Write out each entry, exactly the way it appears.

/---

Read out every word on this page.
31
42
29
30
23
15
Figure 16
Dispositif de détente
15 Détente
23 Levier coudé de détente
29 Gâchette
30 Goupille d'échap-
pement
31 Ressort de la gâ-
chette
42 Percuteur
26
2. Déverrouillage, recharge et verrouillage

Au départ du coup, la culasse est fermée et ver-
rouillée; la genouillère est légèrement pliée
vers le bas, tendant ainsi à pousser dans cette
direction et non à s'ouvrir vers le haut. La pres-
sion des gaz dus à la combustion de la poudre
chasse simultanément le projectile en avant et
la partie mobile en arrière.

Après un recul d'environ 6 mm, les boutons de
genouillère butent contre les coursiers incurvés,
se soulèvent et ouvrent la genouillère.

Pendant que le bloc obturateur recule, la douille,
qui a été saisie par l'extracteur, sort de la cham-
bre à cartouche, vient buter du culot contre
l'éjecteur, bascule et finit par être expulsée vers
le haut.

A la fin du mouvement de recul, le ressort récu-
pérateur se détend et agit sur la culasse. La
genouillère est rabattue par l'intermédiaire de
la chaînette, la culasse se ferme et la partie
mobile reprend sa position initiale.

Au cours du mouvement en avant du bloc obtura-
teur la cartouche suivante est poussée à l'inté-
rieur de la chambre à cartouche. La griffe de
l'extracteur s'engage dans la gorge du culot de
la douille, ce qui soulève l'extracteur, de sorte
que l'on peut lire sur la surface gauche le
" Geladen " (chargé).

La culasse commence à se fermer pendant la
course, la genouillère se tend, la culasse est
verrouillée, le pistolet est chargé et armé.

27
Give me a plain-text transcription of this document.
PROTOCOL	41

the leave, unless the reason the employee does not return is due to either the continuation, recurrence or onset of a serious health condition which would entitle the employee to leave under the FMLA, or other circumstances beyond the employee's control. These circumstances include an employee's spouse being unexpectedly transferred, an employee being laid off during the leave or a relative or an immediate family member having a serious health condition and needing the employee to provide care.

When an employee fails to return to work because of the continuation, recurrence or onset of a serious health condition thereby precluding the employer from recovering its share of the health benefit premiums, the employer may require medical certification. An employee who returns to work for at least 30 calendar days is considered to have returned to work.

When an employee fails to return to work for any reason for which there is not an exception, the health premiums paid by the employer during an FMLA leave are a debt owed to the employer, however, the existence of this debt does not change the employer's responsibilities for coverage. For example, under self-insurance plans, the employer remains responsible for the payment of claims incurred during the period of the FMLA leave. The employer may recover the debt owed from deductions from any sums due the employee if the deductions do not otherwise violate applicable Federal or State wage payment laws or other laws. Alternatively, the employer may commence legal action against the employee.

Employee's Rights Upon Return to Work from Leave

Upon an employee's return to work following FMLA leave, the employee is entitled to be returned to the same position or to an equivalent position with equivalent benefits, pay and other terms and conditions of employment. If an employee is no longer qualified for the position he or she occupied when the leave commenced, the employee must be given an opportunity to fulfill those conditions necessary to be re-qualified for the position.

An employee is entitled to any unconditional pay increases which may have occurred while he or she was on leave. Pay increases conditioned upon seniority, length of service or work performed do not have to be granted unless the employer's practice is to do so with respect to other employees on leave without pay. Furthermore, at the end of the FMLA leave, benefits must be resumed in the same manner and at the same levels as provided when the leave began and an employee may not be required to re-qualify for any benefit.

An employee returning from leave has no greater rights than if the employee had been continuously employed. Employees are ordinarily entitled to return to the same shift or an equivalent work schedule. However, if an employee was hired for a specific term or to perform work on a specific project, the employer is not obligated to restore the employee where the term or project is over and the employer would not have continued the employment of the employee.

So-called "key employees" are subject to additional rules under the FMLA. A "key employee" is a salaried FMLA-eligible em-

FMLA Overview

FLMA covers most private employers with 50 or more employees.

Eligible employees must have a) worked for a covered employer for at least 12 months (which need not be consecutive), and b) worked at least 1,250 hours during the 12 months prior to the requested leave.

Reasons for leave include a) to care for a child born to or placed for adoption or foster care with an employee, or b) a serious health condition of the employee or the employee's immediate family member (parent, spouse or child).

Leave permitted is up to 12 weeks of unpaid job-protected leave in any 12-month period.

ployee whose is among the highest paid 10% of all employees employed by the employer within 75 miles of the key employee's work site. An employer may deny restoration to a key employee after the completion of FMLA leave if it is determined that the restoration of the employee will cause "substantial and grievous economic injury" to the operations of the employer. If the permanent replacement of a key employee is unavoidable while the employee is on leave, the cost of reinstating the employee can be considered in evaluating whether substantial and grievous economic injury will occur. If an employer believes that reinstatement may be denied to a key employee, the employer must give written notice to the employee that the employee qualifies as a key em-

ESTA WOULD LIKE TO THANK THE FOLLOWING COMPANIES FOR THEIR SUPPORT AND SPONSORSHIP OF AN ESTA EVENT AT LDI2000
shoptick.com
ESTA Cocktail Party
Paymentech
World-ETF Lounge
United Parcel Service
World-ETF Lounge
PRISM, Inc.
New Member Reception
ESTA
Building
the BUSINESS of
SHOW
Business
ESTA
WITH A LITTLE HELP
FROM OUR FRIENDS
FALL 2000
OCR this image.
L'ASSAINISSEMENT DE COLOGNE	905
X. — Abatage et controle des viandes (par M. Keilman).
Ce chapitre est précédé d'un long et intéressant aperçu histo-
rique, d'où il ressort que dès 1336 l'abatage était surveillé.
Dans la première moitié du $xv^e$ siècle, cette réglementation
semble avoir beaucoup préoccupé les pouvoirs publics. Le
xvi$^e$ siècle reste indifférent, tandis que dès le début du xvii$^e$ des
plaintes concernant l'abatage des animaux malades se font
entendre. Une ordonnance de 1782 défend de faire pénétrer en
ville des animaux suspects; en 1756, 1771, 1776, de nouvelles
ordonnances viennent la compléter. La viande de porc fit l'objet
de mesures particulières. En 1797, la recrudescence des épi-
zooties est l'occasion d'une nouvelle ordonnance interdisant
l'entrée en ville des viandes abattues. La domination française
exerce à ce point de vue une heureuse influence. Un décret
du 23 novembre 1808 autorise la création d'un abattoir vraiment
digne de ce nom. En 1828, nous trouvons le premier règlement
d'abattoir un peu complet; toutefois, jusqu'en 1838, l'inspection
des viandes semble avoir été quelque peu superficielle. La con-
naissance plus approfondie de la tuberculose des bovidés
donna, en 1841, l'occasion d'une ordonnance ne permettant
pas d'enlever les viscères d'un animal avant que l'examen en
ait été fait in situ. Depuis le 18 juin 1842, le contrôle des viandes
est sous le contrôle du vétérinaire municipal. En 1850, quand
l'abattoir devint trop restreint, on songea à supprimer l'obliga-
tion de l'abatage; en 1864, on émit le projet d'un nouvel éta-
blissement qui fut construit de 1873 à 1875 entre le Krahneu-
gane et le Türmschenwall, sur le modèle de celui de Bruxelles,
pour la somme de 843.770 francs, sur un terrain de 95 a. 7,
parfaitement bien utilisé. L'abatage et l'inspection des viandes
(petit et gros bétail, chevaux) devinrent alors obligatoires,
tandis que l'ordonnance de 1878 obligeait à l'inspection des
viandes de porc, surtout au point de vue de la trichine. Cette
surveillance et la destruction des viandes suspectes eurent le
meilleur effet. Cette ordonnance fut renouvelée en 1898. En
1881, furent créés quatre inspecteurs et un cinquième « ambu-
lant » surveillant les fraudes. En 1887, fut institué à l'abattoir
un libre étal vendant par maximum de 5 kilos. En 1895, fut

\---

**FULL OUTPUT:**
Read out every word on this page.
31
42
29
30
23
15
Figure 16
Dispositif de détente
15 Détente
23 Levier coudé de détente
29 Gâchette
30 Goupille d'échap-
pement
31 Ressort de la gâ-
chette
42 Percuteur
26
2. Déverrouillage, recharge et verrouillage

Au départ du coup, la culasse est fermée et ver-
rouillée; la genouillère est légèrement pliée
vers le bas, tendant ainsi à pousser dans cette
direction et non à s'ouvrir vers le haut. La pres-
sion des gaz dus à la combustion de la poudre
chasse simultanément le projectile en avant et
la partie mobile en arrière.

Après un recul d'environ 6 mm, les boutons de
genouillère butent contre les coursiers incurvés,
se soulèvent et ouvrent la genouillère.

Pendant que le bloc obturateur recule, la douille,
qui a été saisie par l'extracteur, sort de la cham-
bre à cartouche, vient buter du culot contre
l'éjecteur, bascule et finit par être expulsée vers
le haut.

A la fin du mouvement de recul, le ressort récu-
pérateur se détend et agit sur la culasse. La
genouillère est rabattue par l'intermédiaire de
la chaînette, la culasse se ferme et la partie
mobile reprend sa position initiale.

Au cours du mouvement en avant du bloc obtura-
teur la cartouche suivante est poussée à l'inté-
rieur de la chambre à cartouche. La griffe de
l'extracteur s'engage dans la gorge du culot de
la douille, ce qui soulève l'extracteur, de sorte
que l'on peut lire sur la surface gauche le
" Geladen " (chargé).

La culasse commence à se fermer pendant la
course, la genouillère se tend, la culasse est
verrouillée, le pistolet est chargé et armé.

27
Give me a plain-text transcription of this document.
PROTOCOL	41

the leave, unless the reason the employee does not return is due to either the continuation, recurrence or onset of a serious health condition which would entitle the employee to leave under the FMLA, or other circumstances beyond the employee's control. These circumstances include an employee's spouse being unexpectedly transferred, an employee being laid off during the leave or a relative or an immediate family member having a serious health condition and needing the employee to provide care.

When an employee fails to return to work because of the continuation, recurrence or onset of a serious health condition thereby precluding the employer from recovering its share of the health benefit premiums, the employer may require medical certification. An employee who returns to work for at least 30 calendar days is considered to have returned to work.

When an employee fails to return to work for any reason for which there is not an exception, the health premiums paid by the employer during an FMLA leave are a debt owed to the employer, however, the existence of this debt does not change the employer's responsibilities for coverage. For example, under self-insurance plans, the employer remains responsible for the payment of claims incurred during the period of the FMLA leave. The employer may recover the debt owed from deductions from any sums due the employee if the deductions do not otherwise violate applicable Federal or State wage payment laws or other laws. Alternatively, the employer may commence legal action against the employee.

Employee's Rights Upon Return to Work from Leave

Upon an employee's return to work following FMLA leave, the employee is entitled to be returned to the same position or to an equivalent position with equivalent benefits, pay and other terms and conditions of employment. If an employee is no longer qualified for the position he or she occupied when the leave commenced, the employee must be given an opportunity to fulfill those conditions necessary to be re-qualified for the position.

An employee is entitled to any unconditional pay increases which may have occurred while he or she was on leave. Pay increases conditioned upon seniority, length of service or work performed do not have to be granted unless the employer's practice is to do so with respect to other employees on leave without pay. Furthermore, at the end of the FMLA leave, benefits must be resumed in the same manner and at the same levels as provided when the leave began and an employee may not be required to re-qualify for any benefit.

An employee returning from leave has no greater rights than if the employee had been continuously employed. Employees are ordinarily entitled to return to the same shift or an equivalent work schedule. However, if an employee was hired for a specific term or to perform work on a specific project, the employer is not obligated to restore the employee where the term or project is over and the employer would not have continued the employment of the employee.

So-called "key employees" are subject to additional rules under the FMLA. A "key employee" is a salaried FMLA-eligible em-

FMLA Overview

FLMA covers most private employers with 50 or more employees.

Eligible employees must have a) worked for a covered employer for at least 12 months (which need not be consecutive), and b) worked at least 1,250 hours during the 12 months prior to the requested leave.

Reasons for leave include a) to care for a child born to or placed for adoption or foster care with an employee, or b) a serious health condition of the employee or the employee's immediate family member (parent, spouse or child).

Leave permitted is up to 12 weeks of unpaid job-protected leave in any 12-month period.

ployee whose is among the highest paid 10% of all employees employed by the employer within 75 miles of the key employee's work site. An employer may deny restoration to a key employee after the completion of FMLA leave if it is determined that the restoration of the employee will cause "substantial and grievous economic injury" to the operations of the employer. If the permanent replacement of a key employee is unavoidable while the employee is on leave, the cost of reinstating the employee can be considered in evaluating whether substantial and grievous economic injury will occur. If an employer believes that reinstatement may be denied to a key employee, the employer must give written notice to the employee that the employee qualifies as a key em-

ESTA WOULD LIKE TO THANK THE FOLLOWING COMPANIES FOR THEIR SUPPORT AND SPONSORSHIP OF AN ESTA EVENT AT LDI2000
shoptick.com
ESTA Cocktail Party
Paymentech
World-ETF Lounge
United Parcel Service
World-ETF Lounge
PRISM, Inc.
New Member Reception
ESTA
Building
the BUSINESS of
SHOW
Business
ESTA
WITH A LITTLE HELP
FROM OUR FRIENDS
FALL 2000
OCR this image.
L'ASSAINISSEMENT DE COLOGNE	905
X. — Abatage et controle des viandes (par M. Keilman).
Ce chapitre est précédé d'un long et intéressant aperçu histo-
rique, d'où il ressort que dès 1336 l'abatage était surveillé.
Dans la première moitié du $xv^e$ siècle, cette réglementation
semble avoir beaucoup préoccupé les pouvoirs publics. Le
xvi$^e$ siècle reste indifférent, tandis que dès le début du xvii$^e$ des
plaintes concernant l'abatage des animaux malades se font
entendre. Une ordonnance de 1782 défend de faire pénétrer en
ville des animaux suspects; en 1756, 1771, 1776, de nouvelles
ordonnances viennent la compléter. La viande de porc fit l'objet
de mesures particulières. En 1797, la recrudescence des épi-
zooties est l'occasion d'une nouvelle ordonnance interdisant
l'entrée en ville des viandes abattues. La domination française
exerce à ce point de vue une heureuse influence. Un décret
du 23 novembre 1808 autorise la création d'un abattoir vraiment
digne de ce nom. En 1828, nous trouvons le premier règlement
d'abattoir un peu complet; toutefois, jusqu'en 1838, l'inspection
des viandes semble avoir été quelque peu superficielle. La con-
naissance plus approfondie de la tuberculose des bovidés
donna, en 1841, l'occasion d'une ordonnance ne permettant
pas d'enlever les viscères d'un animal avant que l'examen en
ait été fait in situ. Depuis le 18 juin 1842, le contrôle des viandes
est sous le contrôle du vétérinaire municipal. En 1850, quand
l'abattoir devint trop restreint, on songea à supprimer l'obliga-
tion de l'abatage; en 1864, on émit le projet d'un nouvel éta-
blissement qui fut construit de 1873 à 1875 entre le Krahneu-
gane et le Türmschenwall, sur le modèle de celui de Bruxelles,
pour la somme de 843.770 francs, sur un terrain de 95 a. 7,
parfaitement bien utilisé. L'abatage et l'inspection des viandes
(petit et gros bétail, chevaux) devinrent alors obligatoires,
tandis que l'ordonnance de 1878 obligeait à l'inspection des
viandes de porc, surtout au point de vue de la trichine. Cette
surveillance et la destruction des viandes suspectes eurent le
meilleur effet. Cette ordonnance fut renouvelée en 1898. En
1881, furent créés quatre inspecteurs et un cinquième « ambu-
lant » surveillant les fraudes. En 1887, fut institué à l'abattoir
un libre étal vendant par maximum de 5 kilos. En 1895, fut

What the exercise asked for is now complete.